§ WHAT THE TASK ASKS: Write every entry out again exactly, please, and skip the pictures.

§ DATA:
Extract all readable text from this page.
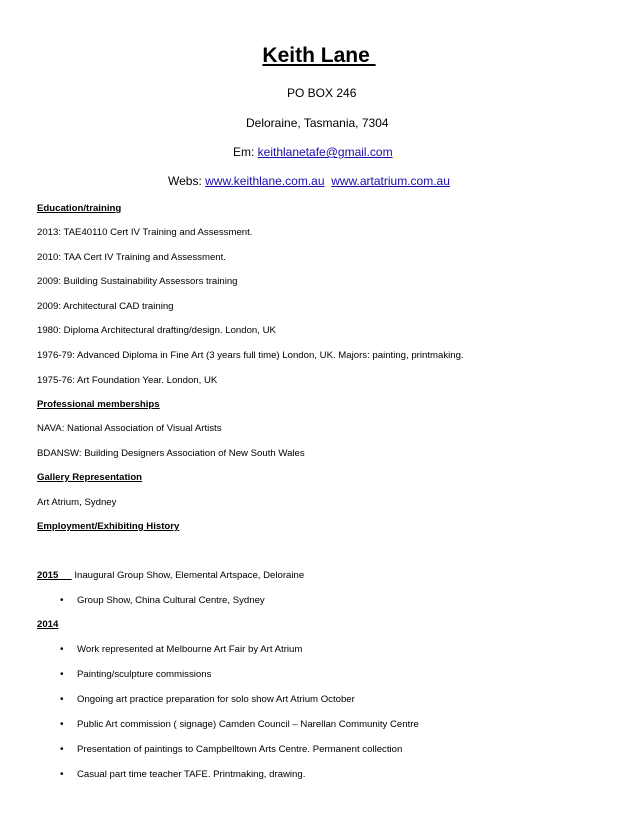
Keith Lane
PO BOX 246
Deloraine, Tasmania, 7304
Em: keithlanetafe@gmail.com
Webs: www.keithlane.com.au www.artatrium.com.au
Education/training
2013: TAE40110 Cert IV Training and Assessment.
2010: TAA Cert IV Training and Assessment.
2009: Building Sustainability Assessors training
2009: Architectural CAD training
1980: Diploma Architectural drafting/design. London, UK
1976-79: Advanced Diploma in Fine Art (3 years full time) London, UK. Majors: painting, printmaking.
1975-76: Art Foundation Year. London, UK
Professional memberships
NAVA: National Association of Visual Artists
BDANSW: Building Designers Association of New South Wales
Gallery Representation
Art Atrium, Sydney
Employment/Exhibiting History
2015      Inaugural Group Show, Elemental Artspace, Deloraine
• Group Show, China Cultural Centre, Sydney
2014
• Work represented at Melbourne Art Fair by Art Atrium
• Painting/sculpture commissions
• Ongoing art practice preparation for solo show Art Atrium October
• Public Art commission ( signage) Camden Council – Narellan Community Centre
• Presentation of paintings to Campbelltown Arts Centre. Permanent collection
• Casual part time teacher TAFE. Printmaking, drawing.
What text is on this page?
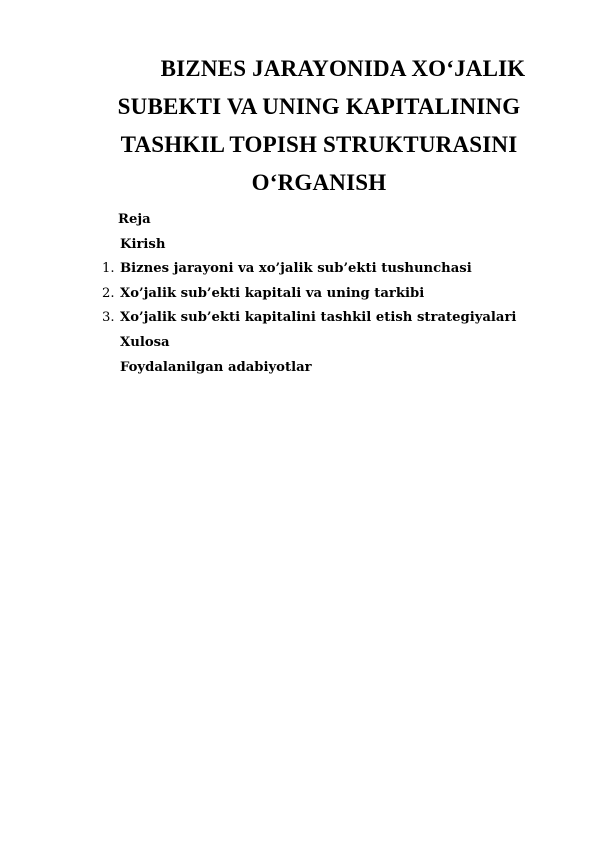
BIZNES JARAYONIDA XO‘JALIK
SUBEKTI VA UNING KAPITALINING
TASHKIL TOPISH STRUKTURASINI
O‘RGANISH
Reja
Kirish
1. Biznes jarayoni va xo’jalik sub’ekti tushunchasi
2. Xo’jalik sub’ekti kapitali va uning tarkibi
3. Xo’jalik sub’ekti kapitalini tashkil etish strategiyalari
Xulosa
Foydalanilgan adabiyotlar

§ SOLUTION TO THE PROBLEM:
Extract all readable text from this page.
Keith Lane
PO BOX 246
Deloraine, Tasmania, 7304
Em: keithlanetafe@gmail.com
Webs: www.keithlane.com.au www.artatrium.com.au
Education/training
2013: TAE40110 Cert IV Training and Assessment.
2010: TAA Cert IV Training and Assessment.
2009: Building Sustainability Assessors training
2009: Architectural CAD training
1980: Diploma Architectural drafting/design. London, UK
1976-79: Advanced Diploma in Fine Art (3 years full time) London, UK. Majors: painting, printmaking.
1975-76: Art Foundation Year. London, UK
Professional memberships
NAVA: National Association of Visual Artists
BDANSW: Building Designers Association of New South Wales
Gallery Representation
Art Atrium, Sydney
Employment/Exhibiting History
2015      Inaugural Group Show, Elemental Artspace, Deloraine
• Group Show, China Cultural Centre, Sydney
2014
• Work represented at Melbourne Art Fair by Art Atrium
• Painting/sculpture commissions
• Ongoing art practice preparation for solo show Art Atrium October
• Public Art commission ( signage) Camden Council – Narellan Community Centre
• Presentation of paintings to Campbelltown Arts Centre. Permanent collection
• Casual part time teacher TAFE. Printmaking, drawing.
What text is on this page?
BIZNES JARAYONIDA XO‘JALIK
SUBEKTI VA UNING KAPITALINING
TASHKIL TOPISH STRUKTURASINI
O‘RGANISH
Reja
Kirish
1. Biznes jarayoni va xo’jalik sub’ekti tushunchasi
2. Xo’jalik sub’ekti kapitali va uning tarkibi
3. Xo’jalik sub’ekti kapitalini tashkil etish strategiyalari
Xulosa
Foydalanilgan adabiyotlar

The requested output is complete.